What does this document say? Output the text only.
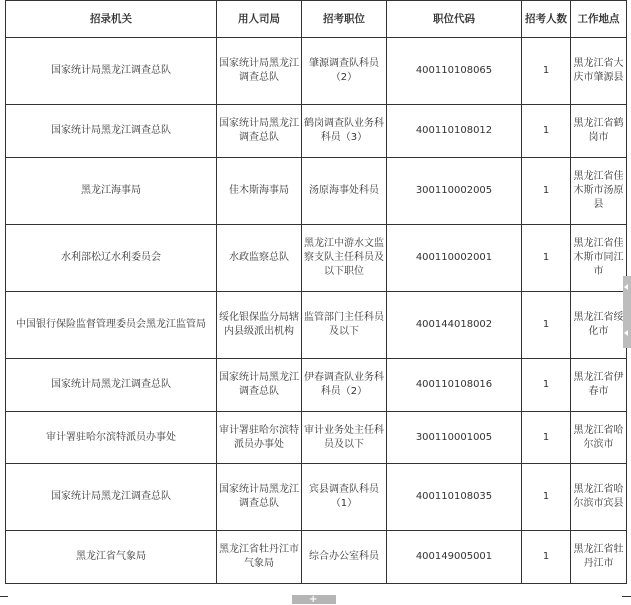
招录机关	用人司局	招考职位	职位代码	招考人数	工作地点
国家统计局黑龙江调查总队	国家统计局黑龙江调查总队	肇源调查队科员（2）	400110108065	1	黑龙江省大庆市肇源县
国家统计局黑龙江调查总队	国家统计局黑龙江调查总队	鹤岗调查队业务科科员（3）	400110108012	1	黑龙江省鹤岗市
黑龙江海事局	佳木斯海事局	汤原海事处科员	300110002005	1	黑龙江省佳木斯市汤原县
水利部松辽水利委员会	水政监察总队	黑龙江中游水文监察支队主任科员及以下职位	400110002001	1	黑龙江省佳木斯市同江市
中国银行保险监督管理委员会黑龙江监管局	绥化银保监分局辖内县级派出机构	监管部门主任科员及以下	400144018002	1	黑龙江省绥化市
国家统计局黑龙江调查总队	国家统计局黑龙江调查总队	伊春调查队业务科科员（2）	400110108016	1	黑龙江省伊春市
审计署驻哈尔滨特派员办事处	审计署驻哈尔滨特派员办事处	审计业务处主任科员及以下	300110001005	1	黑龙江省哈尔滨市
国家统计局黑龙江调查总队	国家统计局黑龙江调查总队	宾县调查队科员（1）	400110108035	1	黑龙江省哈尔滨市宾县
黑龙江省气象局	黑龙江省牡丹江市气象局	综合办公室科员	400149005001	1	黑龙江省牡丹江市
+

What to produce | Pictures stay out; reproduce every line of the records exactly.

In response |
What does this document say? Output the text only.
招录机关	用人司局	招考职位	职位代码	招考人数	工作地点
国家统计局黑龙江调查总队	国家统计局黑龙江调查总队	肇源调查队科员（2）	400110108065	1	黑龙江省大庆市肇源县
国家统计局黑龙江调查总队	国家统计局黑龙江调查总队	鹤岗调查队业务科科员（3）	400110108012	1	黑龙江省鹤岗市
黑龙江海事局	佳木斯海事局	汤原海事处科员	300110002005	1	黑龙江省佳木斯市汤原县
水利部松辽水利委员会	水政监察总队	黑龙江中游水文监察支队主任科员及以下职位	400110002001	1	黑龙江省佳木斯市同江市
中国银行保险监督管理委员会黑龙江监管局	绥化银保监分局辖内县级派出机构	监管部门主任科员及以下	400144018002	1	黑龙江省绥化市
国家统计局黑龙江调查总队	国家统计局黑龙江调查总队	伊春调查队业务科科员（2）	400110108016	1	黑龙江省伊春市
审计署驻哈尔滨特派员办事处	审计署驻哈尔滨特派员办事处	审计业务处主任科员及以下	300110001005	1	黑龙江省哈尔滨市
国家统计局黑龙江调查总队	国家统计局黑龙江调查总队	宾县调查队科员（1）	400110108035	1	黑龙江省哈尔滨市宾县
黑龙江省气象局	黑龙江省牡丹江市气象局	综合办公室科员	400149005001	1	黑龙江省牡丹江市
+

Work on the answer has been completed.